- [EXTRACTED ENTRIES]:
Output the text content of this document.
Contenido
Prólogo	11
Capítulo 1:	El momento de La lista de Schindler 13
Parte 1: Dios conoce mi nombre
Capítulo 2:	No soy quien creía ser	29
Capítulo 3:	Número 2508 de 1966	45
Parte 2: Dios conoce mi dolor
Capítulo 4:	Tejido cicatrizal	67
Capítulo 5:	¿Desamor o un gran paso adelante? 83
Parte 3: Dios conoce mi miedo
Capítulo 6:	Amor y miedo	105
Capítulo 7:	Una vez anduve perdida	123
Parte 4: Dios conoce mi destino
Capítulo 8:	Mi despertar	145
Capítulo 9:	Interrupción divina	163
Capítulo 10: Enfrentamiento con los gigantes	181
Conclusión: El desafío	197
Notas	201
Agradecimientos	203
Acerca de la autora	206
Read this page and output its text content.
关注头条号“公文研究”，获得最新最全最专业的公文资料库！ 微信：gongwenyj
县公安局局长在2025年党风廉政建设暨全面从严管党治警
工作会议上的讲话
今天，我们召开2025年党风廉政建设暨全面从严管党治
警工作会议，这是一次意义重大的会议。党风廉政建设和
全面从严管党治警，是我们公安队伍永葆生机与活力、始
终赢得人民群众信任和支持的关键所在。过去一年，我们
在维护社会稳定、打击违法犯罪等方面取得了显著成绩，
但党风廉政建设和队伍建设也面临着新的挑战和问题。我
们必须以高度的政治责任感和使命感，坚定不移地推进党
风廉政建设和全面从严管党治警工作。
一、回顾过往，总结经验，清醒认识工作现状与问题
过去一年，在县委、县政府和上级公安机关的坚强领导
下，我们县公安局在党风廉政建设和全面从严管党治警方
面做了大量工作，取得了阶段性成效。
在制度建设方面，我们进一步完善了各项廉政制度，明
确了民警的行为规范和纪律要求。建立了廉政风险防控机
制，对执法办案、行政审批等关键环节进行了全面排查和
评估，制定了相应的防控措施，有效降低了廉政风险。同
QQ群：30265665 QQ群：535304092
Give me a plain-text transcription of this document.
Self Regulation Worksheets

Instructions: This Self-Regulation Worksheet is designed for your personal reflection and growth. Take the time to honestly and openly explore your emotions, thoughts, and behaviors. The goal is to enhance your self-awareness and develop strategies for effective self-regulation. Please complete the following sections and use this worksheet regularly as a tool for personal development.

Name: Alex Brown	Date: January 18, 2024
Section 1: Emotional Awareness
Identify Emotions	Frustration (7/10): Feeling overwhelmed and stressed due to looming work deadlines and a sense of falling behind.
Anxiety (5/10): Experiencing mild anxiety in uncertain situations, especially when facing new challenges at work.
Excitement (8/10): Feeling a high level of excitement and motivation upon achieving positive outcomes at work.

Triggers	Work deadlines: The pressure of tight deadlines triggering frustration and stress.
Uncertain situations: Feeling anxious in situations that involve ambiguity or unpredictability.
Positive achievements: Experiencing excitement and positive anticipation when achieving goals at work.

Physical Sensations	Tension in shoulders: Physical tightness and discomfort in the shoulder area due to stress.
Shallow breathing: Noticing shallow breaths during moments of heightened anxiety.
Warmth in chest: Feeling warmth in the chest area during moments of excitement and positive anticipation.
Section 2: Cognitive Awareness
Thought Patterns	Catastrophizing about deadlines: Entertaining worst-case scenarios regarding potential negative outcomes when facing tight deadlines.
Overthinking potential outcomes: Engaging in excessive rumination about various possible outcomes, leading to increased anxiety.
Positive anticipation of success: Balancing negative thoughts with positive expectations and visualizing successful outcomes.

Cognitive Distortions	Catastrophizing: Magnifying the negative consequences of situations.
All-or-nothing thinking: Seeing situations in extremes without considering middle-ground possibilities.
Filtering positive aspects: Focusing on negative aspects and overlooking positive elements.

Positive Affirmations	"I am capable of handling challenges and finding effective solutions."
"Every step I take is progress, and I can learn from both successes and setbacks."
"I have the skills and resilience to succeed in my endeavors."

...

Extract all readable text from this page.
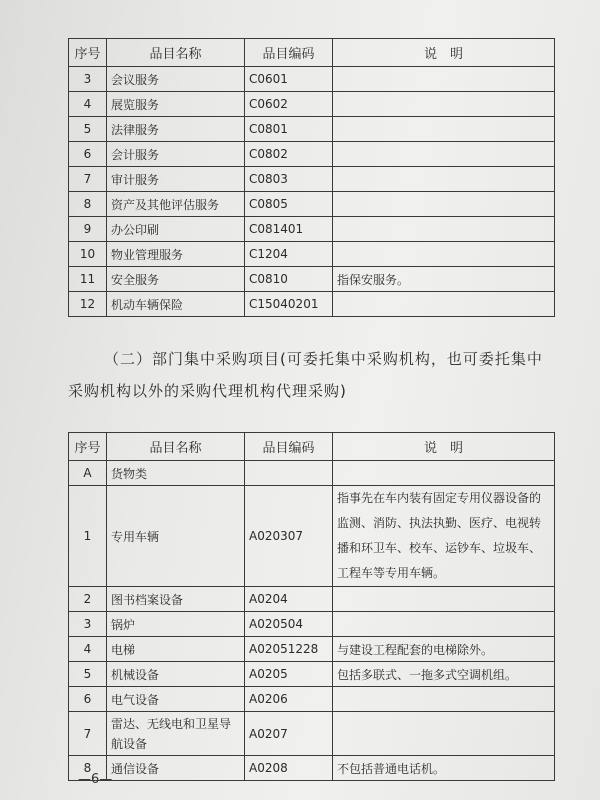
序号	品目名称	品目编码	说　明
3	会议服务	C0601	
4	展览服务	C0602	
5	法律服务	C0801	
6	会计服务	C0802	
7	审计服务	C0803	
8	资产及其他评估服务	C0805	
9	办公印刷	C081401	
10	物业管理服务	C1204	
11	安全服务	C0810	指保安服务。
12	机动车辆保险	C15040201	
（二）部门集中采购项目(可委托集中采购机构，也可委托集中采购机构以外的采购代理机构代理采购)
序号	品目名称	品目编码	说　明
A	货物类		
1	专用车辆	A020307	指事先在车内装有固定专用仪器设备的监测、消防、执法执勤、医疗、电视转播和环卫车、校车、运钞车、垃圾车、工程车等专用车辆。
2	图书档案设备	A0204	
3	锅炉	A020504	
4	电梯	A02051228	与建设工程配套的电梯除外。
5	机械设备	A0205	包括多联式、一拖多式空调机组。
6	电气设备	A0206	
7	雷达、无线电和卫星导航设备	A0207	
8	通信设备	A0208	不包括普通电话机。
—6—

- [THE REQUEST]:
Search the records above for the string "content". Copy every line that contains it.

- [SOLUTION TO THE PROBLEM]:
Output the text content of this document.
Read this page and output its text content.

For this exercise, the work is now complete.